Cosa fare:
Prosegui il testo sulla guerra come scontro tra civiltà a partire dalla sua ultima frase.

======== Estratto del testo

Guerra e scontro tra civiltà: omaggio a la Palice


Monsieur de la Palice est mort,
Mort devant Pavia,
Hélas! S'il n'était pas mort
Il ferait encore en vie.

 

C'è un affannoso ripetere che la guerra contro il terrorismo fondamentalista islamico non è uno "scontro tra civiltà".

E' tempo perso perché ogni guerra, da sempre, è anche uno scontro tra civiltà.

Come potrebbe essere diversamente? E perché questa guerra dovrebbe fare eccezione?

Sono gli stessi terroristi a celebrare il proprio attacco alla cultura occidentale
quando dicono che siamo corrotti e decadenti o si compiacciono di amare la morte tanto quanto noi amiamo la vita.

Non ci sarebbe bisogno di affermazioni tanto esplicite. In un atto estremo come la guerra una comunità investe sempre tutte le proprie risorse, a partire da quelle culturali.

================
======== Estratti delle voci

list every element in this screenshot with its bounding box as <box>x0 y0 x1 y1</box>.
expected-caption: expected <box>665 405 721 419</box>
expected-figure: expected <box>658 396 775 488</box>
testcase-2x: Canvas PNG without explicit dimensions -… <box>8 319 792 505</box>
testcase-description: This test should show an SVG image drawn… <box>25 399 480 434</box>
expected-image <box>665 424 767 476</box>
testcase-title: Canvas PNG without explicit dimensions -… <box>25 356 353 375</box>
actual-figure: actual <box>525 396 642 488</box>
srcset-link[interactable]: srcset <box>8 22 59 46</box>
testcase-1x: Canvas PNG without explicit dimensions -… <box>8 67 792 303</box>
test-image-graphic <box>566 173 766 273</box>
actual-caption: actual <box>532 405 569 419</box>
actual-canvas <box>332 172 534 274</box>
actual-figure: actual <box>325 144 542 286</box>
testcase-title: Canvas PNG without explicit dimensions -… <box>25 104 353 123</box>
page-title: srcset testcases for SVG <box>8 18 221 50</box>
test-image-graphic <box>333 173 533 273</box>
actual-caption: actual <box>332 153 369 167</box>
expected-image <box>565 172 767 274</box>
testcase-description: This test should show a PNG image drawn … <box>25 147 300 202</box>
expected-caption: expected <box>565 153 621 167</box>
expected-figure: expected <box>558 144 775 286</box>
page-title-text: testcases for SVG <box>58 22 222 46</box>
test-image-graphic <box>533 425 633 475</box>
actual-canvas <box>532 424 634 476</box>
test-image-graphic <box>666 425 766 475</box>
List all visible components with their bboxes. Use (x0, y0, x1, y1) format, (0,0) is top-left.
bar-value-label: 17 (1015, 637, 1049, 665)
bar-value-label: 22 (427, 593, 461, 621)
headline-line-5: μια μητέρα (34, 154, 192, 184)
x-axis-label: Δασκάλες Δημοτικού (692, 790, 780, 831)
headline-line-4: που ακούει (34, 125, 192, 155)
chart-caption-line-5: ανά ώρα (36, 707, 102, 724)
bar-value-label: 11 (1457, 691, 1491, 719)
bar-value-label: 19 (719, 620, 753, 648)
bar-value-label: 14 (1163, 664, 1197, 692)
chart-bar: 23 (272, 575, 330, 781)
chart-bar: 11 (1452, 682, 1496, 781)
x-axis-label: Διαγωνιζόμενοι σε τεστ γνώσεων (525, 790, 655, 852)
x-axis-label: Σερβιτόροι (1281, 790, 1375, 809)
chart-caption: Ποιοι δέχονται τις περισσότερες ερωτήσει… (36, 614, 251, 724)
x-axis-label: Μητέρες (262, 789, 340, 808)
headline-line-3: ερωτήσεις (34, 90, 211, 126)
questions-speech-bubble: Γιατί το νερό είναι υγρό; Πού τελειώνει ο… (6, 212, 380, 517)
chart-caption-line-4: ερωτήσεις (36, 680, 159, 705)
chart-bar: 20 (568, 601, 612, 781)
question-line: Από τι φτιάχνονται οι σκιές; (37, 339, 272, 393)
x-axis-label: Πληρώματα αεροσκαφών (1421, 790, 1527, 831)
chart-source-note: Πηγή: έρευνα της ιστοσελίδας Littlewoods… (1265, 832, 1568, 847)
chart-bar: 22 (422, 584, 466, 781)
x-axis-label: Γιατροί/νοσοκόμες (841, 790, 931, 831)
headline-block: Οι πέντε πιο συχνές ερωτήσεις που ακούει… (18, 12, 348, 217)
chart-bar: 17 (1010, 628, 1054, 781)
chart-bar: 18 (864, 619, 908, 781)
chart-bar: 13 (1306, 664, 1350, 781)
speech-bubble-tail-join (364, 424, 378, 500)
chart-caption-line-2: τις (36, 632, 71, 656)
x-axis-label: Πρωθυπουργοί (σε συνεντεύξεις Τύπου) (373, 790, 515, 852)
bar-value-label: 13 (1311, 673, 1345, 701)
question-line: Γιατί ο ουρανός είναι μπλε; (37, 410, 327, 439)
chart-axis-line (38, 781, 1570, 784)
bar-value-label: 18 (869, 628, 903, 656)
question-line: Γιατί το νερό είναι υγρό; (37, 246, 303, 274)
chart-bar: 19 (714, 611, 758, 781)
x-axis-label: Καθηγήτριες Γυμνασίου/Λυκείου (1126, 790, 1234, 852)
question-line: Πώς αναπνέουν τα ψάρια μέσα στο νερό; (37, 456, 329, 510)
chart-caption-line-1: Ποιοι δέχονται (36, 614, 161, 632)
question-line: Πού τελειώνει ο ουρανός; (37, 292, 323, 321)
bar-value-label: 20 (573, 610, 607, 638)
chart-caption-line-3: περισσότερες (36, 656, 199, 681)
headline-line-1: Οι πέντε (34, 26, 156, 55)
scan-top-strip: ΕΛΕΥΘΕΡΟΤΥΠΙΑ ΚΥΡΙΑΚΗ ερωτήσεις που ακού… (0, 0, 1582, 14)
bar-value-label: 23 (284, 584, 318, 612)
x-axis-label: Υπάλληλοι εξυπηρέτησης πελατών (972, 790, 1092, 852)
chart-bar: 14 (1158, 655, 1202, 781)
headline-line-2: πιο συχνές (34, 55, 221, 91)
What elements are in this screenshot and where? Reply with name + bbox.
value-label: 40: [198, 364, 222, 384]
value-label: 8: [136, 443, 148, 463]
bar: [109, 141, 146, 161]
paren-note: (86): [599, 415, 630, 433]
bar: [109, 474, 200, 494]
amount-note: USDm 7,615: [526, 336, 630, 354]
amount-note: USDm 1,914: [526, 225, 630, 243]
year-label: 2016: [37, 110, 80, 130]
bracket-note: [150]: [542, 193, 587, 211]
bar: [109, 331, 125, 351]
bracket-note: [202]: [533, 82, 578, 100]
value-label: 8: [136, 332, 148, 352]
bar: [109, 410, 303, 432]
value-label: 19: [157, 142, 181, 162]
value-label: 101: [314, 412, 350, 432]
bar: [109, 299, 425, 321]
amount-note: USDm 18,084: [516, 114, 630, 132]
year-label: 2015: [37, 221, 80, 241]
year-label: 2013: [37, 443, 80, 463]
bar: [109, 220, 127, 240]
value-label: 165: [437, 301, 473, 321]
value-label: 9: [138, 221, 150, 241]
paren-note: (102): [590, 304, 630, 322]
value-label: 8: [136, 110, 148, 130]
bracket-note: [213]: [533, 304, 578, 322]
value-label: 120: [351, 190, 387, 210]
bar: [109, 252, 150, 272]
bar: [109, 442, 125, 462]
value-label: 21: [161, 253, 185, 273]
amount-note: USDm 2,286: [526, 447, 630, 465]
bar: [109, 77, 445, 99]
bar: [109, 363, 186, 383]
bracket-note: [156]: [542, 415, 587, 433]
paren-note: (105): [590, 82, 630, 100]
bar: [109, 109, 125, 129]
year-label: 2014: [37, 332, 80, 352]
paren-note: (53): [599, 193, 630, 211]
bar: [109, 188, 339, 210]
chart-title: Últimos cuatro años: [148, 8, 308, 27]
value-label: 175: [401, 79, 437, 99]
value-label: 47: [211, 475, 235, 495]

================

Risultato dell'esercizio:
Le culture di una società determinano completamente il modo in cui fa la guerra, come influenzano qualsiasi altra cosa abbia origine all'interno di quella società.

Affermazione "lapalissiana" che apre a legittimi sospetti.

Accantonata per rispetto degli interlocutori l'ipotesi della mancanza di facoltà analitiche, ne rimangono solo due.

La prima: l'incapacità di distinguere le diverse culture negli altri, nella fattispecie nell'Islam, e la paura che ne consegue. Se si è intimamente convinti che ogni islamico sia per natura un fondamentalista e che ciò equivalga, almeno in potenza, ad essere un terrorista, è logico che si tema che un miliardo di mussulmani finisca con accorgersene. Mentre invece dovremmo semplicemente accettare il fatto che chi professa l'Islam non è necessariamente un fondamentalista, e che anche questi ultimi non devono essere obbligatoriamente terroristi.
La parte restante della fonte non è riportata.